# What you are asked to do:
Only a number is wanted: how many lines in the records below contain "Tuesday"?

***

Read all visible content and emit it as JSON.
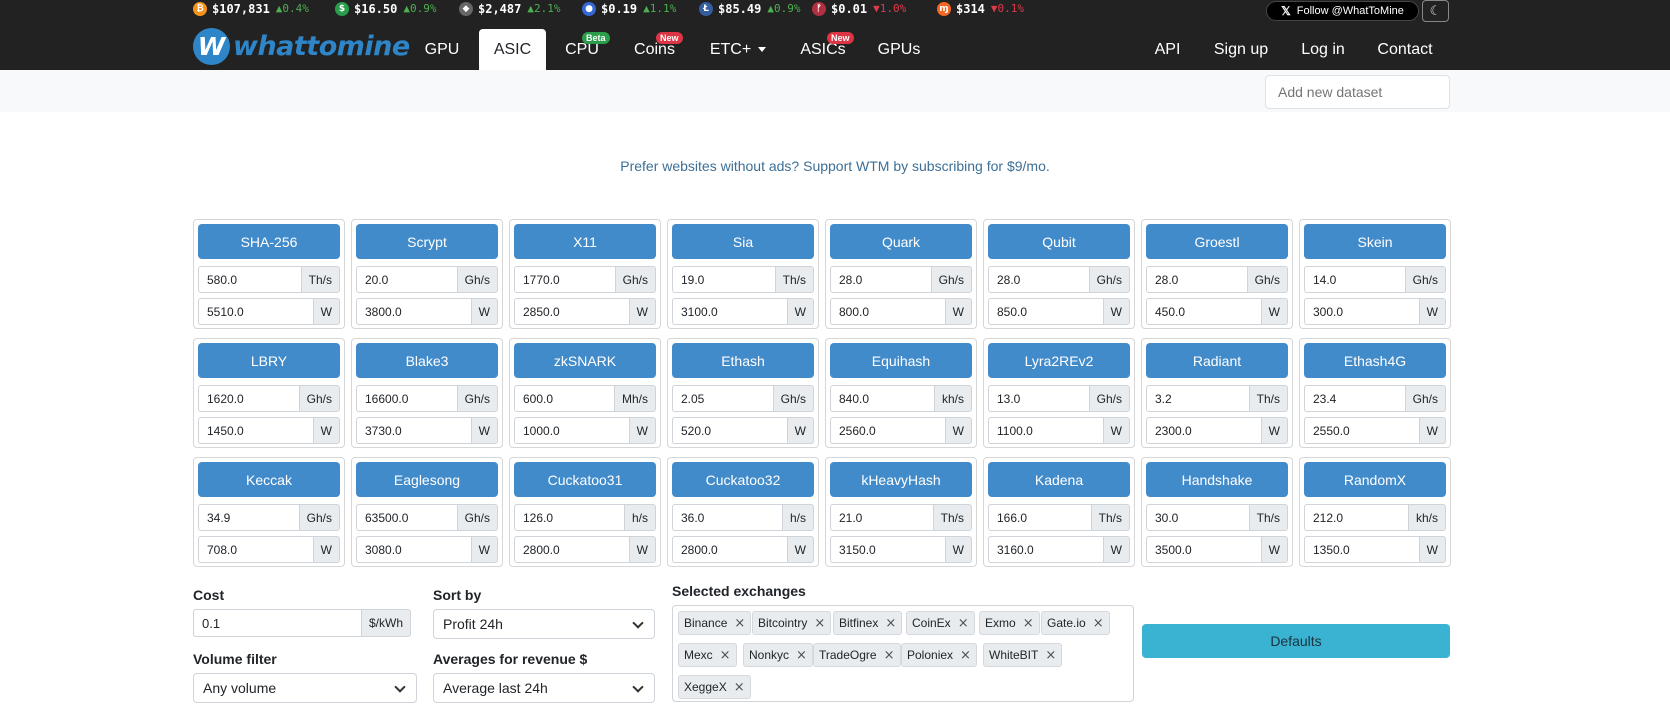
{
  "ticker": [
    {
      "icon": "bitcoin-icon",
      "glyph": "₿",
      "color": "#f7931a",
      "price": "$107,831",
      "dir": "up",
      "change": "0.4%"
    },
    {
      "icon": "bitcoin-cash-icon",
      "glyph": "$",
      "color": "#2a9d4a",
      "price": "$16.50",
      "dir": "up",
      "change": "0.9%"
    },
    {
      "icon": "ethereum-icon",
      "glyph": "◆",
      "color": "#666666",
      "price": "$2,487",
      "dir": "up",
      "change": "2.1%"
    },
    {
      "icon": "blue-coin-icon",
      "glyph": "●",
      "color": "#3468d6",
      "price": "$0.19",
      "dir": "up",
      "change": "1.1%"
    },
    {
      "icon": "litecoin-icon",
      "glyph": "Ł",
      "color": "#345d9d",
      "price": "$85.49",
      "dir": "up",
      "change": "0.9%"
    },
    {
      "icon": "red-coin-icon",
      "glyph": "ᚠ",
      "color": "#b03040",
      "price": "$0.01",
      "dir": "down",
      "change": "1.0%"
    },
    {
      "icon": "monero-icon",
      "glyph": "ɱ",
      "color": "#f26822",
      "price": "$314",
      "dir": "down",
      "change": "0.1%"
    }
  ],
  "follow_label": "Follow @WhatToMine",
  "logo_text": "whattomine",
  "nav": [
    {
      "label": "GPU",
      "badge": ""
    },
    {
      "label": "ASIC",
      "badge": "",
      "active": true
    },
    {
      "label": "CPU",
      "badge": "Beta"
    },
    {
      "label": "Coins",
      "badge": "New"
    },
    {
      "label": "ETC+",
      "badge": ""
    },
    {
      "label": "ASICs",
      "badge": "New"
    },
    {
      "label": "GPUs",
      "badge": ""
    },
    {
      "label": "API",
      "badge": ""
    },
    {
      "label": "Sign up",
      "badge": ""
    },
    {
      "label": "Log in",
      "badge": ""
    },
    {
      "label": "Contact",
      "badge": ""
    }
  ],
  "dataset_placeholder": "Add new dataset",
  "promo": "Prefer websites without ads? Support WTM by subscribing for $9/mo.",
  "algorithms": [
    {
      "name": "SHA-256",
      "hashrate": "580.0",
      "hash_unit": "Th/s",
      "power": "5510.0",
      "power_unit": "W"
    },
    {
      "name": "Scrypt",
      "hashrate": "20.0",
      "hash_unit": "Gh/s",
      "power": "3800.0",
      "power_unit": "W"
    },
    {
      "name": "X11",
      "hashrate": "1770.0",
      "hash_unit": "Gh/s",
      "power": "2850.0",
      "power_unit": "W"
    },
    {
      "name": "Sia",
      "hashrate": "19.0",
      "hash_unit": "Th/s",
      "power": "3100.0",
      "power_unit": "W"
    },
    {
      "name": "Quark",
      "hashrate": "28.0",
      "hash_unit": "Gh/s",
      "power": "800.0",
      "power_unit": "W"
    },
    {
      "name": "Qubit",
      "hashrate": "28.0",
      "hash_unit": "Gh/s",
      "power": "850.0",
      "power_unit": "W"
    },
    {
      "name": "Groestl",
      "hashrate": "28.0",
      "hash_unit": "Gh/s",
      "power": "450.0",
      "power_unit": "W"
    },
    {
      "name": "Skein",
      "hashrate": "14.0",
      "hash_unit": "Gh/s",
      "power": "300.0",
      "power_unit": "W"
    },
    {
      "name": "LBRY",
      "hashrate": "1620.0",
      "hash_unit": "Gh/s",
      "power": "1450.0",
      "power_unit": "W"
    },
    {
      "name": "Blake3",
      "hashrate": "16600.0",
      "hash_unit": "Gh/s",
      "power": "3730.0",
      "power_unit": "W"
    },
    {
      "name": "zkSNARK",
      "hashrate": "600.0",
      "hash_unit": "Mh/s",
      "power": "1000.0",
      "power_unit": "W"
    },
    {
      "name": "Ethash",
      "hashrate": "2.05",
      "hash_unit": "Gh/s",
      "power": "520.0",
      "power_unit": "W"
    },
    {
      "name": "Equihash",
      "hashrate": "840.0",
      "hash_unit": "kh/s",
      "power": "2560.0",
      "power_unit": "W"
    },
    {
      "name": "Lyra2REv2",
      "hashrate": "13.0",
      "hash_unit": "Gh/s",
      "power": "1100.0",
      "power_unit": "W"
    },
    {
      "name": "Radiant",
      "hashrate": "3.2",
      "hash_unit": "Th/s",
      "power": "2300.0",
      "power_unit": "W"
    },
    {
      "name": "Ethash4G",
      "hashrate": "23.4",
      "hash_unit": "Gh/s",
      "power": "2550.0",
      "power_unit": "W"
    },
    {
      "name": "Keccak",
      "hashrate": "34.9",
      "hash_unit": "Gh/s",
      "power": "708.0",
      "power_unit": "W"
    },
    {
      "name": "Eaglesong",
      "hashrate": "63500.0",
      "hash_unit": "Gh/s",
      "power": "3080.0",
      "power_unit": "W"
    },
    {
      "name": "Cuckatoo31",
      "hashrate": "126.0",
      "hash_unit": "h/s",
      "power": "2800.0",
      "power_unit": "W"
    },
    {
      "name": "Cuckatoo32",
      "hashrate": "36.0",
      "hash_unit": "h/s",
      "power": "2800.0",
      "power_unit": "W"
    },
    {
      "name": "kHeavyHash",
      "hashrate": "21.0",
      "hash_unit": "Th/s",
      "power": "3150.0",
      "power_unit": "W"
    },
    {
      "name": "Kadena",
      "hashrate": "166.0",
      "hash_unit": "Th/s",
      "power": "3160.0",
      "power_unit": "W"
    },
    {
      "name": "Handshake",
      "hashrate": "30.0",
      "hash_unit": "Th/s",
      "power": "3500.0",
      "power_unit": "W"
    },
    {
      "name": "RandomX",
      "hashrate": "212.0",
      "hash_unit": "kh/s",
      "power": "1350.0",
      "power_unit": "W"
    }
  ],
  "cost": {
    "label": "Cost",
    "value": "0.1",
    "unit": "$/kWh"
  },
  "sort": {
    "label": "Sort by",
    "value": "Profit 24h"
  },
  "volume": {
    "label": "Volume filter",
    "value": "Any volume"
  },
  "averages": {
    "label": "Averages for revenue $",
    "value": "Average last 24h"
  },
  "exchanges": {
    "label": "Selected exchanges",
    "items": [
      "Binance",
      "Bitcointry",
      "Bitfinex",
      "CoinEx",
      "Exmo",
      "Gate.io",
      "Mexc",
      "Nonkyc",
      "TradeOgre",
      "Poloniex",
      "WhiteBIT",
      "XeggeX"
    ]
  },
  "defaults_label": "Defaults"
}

***

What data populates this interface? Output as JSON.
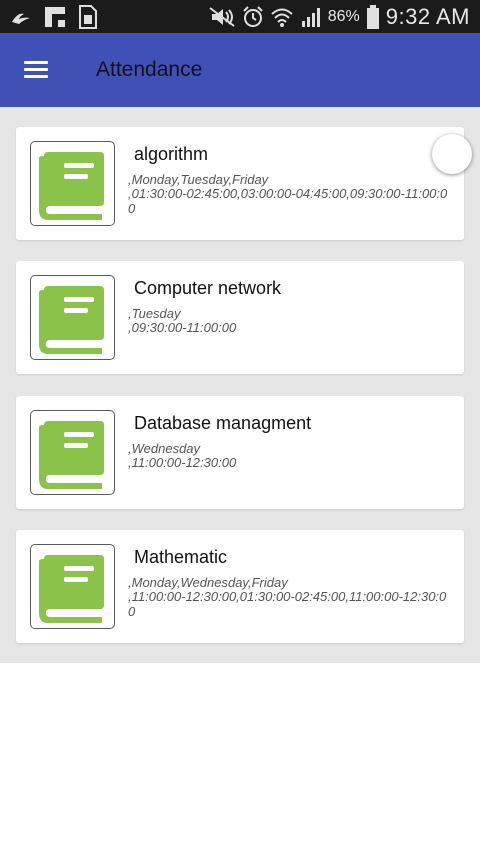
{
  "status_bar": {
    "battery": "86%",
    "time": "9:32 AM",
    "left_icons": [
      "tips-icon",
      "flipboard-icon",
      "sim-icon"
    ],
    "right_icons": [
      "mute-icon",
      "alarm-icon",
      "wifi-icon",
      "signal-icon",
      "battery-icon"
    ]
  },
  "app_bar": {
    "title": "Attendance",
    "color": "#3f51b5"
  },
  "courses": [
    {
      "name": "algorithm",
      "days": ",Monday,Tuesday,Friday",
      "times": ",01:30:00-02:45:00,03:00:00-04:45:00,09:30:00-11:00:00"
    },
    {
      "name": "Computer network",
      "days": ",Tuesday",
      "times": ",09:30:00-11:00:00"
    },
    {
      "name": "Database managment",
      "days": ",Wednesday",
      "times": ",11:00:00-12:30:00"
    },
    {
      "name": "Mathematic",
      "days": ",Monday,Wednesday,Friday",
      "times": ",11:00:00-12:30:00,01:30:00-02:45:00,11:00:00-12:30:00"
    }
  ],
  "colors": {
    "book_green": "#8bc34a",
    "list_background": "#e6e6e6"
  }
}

***

# Problem solution:
2